§ **TASK 1**: Could you print every line of the listing from the line containing "Identify all the" down through the line containing "paragraph-line: 3300mm,净宽 7600mm,本巷道沿", with both of those lines included, as they appear there?

Set mostly on Cape Breton Island, Nova Scotia, and partly in New York City in the swinging twenties, Fall on Your Knees is a harmonious mix of laughter, sorrow, scandal, and simple magic. A story of epic length, it begins with James Piper, an ambitious young piano tuner and repairman who takes a Lebanese child-bride, Materia, the daughter of one of his clients. Estranged from her family for eloping with this enklase (a derogatory term for an Englishman), Materia is soon pregnant and trapped in an unhappy union, a state of affairs all too obvious at the outset. She gives birth to Kathleen, who grows into a green-eyed redhead with a divine voice, her vocal chords a personal gift from God. While James lavishes attention on Kathleen and instructs her in music and singing, Materia, but a child herself, is unable to love her little daughter. When James realizes his feelings for Kathleen are laced with lust, the child is sent off to school, and James's desire for Materia reawakens.

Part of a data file
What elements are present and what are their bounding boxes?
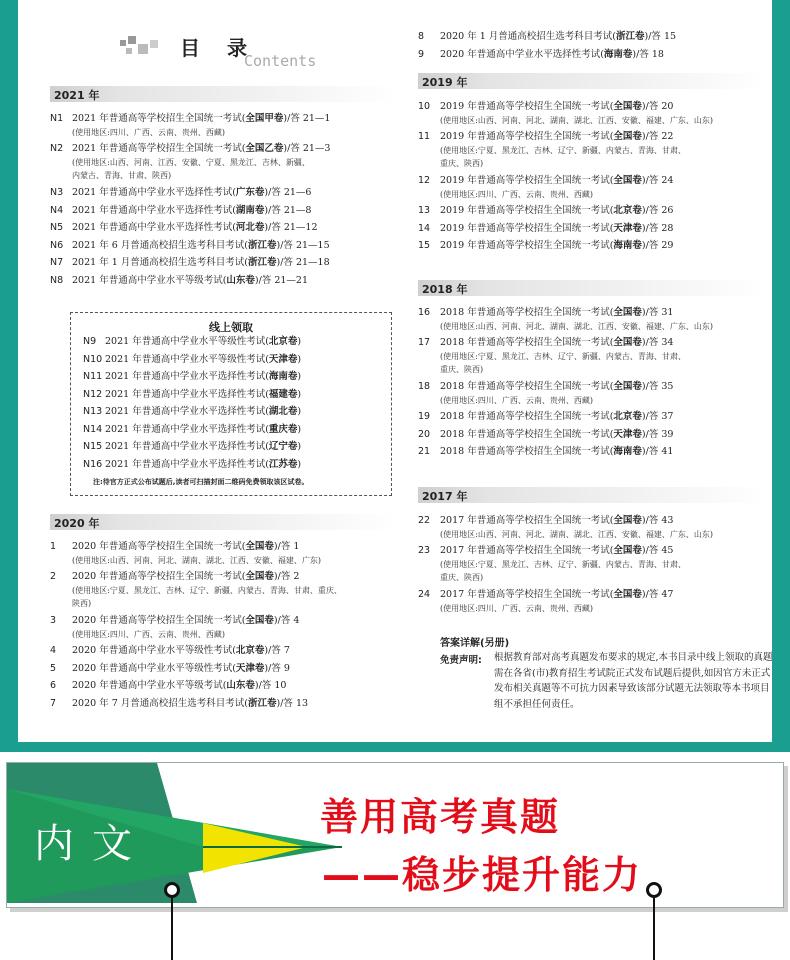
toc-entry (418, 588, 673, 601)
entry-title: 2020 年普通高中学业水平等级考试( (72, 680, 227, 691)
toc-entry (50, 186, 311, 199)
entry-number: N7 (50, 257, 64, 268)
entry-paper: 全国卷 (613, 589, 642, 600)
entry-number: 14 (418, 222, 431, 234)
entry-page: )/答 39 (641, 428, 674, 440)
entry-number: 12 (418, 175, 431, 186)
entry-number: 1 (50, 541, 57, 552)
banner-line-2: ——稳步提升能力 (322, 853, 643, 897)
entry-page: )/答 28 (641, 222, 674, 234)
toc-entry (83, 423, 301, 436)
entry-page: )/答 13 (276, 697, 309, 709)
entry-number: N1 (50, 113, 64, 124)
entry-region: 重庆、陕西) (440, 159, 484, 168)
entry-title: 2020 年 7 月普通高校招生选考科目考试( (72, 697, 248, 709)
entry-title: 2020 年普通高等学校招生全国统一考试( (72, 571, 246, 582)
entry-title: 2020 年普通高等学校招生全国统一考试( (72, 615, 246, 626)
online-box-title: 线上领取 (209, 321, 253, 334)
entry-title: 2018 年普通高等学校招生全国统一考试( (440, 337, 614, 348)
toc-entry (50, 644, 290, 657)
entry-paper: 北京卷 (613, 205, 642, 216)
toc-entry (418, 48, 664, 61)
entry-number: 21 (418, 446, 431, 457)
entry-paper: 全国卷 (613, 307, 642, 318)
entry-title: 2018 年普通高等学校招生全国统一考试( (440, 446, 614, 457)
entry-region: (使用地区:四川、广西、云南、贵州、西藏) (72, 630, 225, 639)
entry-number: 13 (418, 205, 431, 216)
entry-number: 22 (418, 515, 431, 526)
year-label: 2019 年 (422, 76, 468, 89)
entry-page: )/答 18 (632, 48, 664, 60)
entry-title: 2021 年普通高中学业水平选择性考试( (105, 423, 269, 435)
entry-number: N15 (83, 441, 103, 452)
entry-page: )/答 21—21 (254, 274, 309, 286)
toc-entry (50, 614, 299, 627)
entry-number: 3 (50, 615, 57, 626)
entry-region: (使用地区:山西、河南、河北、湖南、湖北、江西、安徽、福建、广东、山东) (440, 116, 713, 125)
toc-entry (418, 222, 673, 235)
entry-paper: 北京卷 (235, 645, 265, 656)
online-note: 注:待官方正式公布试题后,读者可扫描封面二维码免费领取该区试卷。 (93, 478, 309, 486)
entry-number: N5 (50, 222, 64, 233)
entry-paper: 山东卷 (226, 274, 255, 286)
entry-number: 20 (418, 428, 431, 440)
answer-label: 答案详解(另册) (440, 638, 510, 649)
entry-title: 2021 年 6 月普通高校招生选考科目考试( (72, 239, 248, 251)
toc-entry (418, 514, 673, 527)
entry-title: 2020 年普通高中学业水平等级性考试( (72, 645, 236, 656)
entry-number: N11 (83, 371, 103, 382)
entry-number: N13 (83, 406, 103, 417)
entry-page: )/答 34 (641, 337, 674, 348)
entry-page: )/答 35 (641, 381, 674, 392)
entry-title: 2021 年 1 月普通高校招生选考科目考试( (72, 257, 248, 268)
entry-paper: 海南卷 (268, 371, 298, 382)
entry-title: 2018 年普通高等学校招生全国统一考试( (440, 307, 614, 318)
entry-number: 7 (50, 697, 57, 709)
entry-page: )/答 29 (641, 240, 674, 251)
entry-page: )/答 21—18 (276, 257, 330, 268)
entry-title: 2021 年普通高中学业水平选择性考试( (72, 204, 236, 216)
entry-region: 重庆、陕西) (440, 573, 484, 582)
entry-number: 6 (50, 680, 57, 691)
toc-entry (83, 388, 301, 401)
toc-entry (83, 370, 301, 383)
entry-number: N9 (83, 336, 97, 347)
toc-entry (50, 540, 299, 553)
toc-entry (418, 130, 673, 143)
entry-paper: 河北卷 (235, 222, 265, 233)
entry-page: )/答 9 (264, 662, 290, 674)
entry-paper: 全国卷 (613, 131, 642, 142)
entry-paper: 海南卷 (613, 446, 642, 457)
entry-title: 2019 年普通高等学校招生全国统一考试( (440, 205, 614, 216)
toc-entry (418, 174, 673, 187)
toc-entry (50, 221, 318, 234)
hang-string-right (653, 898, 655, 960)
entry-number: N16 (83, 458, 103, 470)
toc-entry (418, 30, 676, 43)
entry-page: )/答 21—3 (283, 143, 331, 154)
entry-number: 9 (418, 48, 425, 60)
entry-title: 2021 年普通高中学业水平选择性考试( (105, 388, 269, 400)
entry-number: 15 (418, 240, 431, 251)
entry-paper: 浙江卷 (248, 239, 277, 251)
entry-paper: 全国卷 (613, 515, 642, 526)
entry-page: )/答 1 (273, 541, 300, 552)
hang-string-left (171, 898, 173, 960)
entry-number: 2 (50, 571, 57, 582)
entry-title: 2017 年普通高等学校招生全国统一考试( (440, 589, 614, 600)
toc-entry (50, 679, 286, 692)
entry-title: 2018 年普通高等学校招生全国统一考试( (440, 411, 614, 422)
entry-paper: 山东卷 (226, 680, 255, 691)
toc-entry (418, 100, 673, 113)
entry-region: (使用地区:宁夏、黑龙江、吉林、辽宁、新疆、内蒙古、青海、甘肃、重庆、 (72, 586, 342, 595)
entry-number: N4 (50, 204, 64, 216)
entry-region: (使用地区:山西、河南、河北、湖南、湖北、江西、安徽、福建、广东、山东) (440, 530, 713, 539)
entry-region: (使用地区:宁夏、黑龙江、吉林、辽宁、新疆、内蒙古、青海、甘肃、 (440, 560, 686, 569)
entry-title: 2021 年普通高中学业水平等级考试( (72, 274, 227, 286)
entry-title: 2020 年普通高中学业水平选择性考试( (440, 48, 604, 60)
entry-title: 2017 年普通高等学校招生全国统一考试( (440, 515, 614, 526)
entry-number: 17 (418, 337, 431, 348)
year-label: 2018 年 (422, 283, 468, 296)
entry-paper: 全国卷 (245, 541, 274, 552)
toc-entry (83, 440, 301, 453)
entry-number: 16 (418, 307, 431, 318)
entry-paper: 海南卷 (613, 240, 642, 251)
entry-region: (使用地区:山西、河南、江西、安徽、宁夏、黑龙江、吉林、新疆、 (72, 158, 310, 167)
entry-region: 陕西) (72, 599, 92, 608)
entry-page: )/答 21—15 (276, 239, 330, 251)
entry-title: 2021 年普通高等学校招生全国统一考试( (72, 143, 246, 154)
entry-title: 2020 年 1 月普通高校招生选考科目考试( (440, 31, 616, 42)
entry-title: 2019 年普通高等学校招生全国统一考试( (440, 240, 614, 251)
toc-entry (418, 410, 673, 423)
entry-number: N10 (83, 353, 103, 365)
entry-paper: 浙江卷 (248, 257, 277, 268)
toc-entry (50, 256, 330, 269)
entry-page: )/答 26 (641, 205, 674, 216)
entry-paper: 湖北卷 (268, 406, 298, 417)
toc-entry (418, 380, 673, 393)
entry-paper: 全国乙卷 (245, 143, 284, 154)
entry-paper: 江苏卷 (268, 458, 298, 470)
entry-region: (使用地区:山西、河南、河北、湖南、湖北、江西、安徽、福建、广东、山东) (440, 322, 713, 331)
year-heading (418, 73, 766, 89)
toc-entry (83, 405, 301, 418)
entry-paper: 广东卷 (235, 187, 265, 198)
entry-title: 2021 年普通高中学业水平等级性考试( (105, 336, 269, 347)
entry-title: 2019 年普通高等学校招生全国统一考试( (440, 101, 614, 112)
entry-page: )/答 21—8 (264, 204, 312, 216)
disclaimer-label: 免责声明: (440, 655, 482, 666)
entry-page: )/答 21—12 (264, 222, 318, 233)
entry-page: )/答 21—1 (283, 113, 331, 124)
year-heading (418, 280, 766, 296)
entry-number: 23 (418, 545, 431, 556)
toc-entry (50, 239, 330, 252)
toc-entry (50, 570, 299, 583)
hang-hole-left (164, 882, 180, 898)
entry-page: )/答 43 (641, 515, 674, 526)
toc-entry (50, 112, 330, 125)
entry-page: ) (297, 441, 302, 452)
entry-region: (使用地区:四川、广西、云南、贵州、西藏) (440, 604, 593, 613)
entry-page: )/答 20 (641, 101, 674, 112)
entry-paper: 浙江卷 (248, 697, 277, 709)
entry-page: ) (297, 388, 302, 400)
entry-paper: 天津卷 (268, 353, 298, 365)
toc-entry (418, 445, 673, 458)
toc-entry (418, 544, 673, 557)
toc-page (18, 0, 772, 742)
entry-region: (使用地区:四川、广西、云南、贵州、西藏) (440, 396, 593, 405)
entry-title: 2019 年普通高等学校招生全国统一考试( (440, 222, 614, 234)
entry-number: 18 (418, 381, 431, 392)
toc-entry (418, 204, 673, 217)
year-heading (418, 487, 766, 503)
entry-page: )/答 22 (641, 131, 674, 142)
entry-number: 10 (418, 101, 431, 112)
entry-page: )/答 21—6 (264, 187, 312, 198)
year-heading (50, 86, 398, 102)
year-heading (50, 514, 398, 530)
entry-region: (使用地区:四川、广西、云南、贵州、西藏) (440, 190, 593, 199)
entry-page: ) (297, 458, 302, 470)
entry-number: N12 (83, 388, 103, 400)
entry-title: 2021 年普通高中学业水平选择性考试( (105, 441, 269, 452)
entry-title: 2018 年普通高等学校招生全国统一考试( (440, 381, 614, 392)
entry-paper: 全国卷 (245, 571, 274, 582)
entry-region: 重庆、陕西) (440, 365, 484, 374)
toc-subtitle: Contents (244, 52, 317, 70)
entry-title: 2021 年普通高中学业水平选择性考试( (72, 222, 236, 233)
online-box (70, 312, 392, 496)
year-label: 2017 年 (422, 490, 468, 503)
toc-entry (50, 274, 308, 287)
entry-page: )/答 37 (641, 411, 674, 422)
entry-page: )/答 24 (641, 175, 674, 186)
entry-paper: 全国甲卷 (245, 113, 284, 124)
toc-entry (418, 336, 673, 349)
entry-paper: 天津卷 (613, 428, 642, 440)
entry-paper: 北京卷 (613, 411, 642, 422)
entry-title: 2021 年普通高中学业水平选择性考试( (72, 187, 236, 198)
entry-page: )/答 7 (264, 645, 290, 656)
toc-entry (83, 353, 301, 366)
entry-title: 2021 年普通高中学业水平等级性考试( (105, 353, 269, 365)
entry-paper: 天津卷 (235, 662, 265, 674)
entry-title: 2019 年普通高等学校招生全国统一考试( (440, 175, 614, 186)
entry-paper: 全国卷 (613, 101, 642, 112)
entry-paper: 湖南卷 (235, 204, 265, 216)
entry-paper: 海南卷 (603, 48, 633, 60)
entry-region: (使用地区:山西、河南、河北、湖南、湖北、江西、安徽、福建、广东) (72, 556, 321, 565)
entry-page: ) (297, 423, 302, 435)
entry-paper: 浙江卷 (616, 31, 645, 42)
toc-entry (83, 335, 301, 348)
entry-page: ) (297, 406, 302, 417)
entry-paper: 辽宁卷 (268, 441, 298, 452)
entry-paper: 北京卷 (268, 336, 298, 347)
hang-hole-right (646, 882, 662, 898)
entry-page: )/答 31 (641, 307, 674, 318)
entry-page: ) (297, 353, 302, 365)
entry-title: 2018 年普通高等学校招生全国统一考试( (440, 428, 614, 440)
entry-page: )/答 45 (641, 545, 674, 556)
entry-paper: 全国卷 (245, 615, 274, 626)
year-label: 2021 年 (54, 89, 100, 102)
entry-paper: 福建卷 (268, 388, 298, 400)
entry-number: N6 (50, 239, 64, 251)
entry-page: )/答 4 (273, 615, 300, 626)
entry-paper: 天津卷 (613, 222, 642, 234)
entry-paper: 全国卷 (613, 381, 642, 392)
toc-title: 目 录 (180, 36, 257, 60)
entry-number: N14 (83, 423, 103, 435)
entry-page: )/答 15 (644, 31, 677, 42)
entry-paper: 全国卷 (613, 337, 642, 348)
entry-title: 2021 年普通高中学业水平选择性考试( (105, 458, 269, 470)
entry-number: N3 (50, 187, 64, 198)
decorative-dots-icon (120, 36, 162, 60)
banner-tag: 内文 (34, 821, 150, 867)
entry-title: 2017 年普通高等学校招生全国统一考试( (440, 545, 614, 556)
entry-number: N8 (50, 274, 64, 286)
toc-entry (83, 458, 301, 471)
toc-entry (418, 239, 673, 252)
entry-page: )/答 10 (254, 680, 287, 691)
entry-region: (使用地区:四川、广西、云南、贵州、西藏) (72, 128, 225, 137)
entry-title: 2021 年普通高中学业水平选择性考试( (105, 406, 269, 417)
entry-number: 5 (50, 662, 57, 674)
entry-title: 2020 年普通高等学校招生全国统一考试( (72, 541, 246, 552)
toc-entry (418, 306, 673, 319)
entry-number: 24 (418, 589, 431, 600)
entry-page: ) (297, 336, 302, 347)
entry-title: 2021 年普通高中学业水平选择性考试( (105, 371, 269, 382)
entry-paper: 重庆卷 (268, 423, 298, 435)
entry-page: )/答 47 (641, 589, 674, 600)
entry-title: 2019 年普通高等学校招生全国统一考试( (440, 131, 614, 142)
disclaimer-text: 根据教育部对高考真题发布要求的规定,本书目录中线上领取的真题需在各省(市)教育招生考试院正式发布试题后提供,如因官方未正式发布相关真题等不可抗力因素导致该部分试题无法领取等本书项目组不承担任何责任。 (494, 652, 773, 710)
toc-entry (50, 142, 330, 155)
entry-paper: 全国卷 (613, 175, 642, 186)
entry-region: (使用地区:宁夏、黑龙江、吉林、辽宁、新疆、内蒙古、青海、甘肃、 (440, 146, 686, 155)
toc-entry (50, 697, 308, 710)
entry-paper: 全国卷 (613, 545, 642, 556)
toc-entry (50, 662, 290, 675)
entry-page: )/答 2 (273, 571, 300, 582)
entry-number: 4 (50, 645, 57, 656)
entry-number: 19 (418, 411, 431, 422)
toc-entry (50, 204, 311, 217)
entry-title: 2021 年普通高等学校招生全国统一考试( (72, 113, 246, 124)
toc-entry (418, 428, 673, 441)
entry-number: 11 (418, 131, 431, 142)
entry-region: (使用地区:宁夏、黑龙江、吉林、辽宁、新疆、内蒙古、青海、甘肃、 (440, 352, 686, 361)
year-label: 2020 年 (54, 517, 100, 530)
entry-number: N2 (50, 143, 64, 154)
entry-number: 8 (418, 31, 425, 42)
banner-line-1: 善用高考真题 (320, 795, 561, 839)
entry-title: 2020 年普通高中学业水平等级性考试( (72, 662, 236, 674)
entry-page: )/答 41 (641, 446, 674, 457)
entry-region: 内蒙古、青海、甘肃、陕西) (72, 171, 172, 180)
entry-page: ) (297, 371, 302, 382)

--

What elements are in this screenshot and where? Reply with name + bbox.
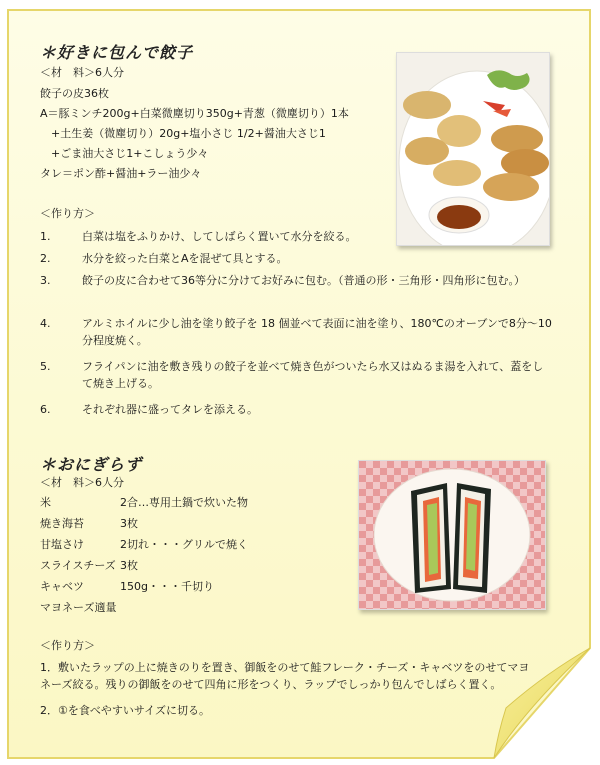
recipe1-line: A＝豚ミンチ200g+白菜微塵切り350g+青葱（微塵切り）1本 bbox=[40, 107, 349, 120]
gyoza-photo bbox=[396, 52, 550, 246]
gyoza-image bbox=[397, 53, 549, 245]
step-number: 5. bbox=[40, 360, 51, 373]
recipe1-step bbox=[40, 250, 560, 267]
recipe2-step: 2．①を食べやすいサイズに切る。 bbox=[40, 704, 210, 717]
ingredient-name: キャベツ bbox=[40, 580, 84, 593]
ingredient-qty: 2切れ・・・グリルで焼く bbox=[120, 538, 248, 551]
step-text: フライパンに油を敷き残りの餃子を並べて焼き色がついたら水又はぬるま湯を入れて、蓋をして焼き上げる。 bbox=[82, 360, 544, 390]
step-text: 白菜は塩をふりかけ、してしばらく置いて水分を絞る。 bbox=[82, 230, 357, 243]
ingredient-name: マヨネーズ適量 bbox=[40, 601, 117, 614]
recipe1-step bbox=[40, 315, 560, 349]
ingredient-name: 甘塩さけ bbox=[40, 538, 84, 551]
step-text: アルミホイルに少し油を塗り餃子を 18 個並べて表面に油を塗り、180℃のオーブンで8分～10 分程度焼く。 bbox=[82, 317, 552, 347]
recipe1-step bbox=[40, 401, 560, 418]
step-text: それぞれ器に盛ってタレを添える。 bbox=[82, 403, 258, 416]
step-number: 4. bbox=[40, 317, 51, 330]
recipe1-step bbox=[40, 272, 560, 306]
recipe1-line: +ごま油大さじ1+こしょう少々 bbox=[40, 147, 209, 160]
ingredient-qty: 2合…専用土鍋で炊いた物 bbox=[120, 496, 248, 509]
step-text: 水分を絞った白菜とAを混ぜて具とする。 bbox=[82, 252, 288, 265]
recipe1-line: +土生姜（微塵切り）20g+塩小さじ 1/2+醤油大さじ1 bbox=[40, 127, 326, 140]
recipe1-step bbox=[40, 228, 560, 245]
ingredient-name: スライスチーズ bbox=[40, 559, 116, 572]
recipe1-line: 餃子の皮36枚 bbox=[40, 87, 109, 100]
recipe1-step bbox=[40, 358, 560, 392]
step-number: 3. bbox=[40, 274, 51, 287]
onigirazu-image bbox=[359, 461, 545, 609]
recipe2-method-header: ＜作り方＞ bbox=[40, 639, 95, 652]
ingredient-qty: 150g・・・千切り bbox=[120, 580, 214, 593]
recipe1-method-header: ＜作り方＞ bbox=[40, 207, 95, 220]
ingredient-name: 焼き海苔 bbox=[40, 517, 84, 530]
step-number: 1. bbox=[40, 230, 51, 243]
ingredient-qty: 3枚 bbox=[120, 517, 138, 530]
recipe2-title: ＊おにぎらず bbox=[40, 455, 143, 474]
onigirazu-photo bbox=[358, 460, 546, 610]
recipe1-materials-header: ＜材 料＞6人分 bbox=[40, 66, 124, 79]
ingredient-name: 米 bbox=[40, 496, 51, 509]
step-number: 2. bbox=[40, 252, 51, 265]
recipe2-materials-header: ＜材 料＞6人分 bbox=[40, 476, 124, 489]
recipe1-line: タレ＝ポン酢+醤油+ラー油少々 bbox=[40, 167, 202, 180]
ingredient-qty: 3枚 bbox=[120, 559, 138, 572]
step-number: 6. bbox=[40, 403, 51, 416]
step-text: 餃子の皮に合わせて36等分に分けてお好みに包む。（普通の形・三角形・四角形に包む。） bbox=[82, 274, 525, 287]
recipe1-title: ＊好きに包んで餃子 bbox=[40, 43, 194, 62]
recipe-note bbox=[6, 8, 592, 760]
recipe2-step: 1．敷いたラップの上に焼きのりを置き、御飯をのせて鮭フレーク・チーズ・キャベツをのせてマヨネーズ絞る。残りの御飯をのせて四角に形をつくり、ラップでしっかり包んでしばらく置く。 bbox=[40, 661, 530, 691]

* * *

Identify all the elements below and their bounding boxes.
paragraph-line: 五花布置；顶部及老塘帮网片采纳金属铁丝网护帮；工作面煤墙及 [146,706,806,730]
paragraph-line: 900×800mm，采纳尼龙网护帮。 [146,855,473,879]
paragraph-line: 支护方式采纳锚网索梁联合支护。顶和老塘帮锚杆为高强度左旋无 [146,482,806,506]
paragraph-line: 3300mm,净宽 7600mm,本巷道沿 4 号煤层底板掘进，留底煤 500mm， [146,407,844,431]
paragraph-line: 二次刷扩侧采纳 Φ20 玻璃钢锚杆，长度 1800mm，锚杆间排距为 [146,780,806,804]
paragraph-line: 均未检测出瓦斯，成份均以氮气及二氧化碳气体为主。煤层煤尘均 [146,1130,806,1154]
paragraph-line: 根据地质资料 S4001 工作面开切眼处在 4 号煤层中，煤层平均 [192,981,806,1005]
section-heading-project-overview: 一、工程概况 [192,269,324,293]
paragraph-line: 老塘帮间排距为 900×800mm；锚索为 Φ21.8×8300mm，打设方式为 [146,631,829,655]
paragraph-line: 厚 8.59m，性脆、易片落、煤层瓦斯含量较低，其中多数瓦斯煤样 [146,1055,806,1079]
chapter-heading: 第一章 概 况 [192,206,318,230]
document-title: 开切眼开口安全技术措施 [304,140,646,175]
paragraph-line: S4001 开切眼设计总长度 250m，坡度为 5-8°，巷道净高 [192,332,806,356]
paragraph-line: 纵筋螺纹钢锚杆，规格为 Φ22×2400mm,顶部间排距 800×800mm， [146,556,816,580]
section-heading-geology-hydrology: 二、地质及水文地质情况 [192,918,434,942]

§ **TASK 2**: Can you output the entire passage on Fall on Your Knees word for word?

§ **REPLY 1**:
Identify all the elements below and their bounding boxes.
paragraph-line: 五花布置；顶部及老塘帮网片采纳金属铁丝网护帮；工作面煤墙及 [146,706,806,730]
paragraph-line: 900×800mm，采纳尼龙网护帮。 [146,855,473,879]
paragraph-line: 支护方式采纳锚网索梁联合支护。顶和老塘帮锚杆为高强度左旋无 [146,482,806,506]
paragraph-line: 3300mm,净宽 7600mm,本巷道沿 4 号煤层底板掘进，留底煤 500mm， [146,407,844,431]

§ **REPLY 2**:
Set mostly on Cape Breton Island, Nova Scotia, and partly in New York City in the swinging twenties, Fall on Your Knees is a harmonious mix of laughter, sorrow, scandal, and simple magic. A story of epic length, it begins with James Piper, an ambitious young piano tuner and repairman who takes a Lebanese child-bride, Materia, the daughter of one of his clients. Estranged from her family for eloping with this enklase (a derogatory term for an Englishman), Materia is soon pregnant and trapped in an unhappy union, a state of affairs all too obvious at the outset. She gives birth to Kathleen, who grows into a green-eyed redhead with a divine voice, her vocal chords a personal gift from God. While James lavishes attention on Kathleen and instructs her in music and singing, Materia, but a child herself, is unable to love her little daughter. When James realizes his feelings for Kathleen are laced with lust, the child is sent off to school, and James's desire for Materia reawakens.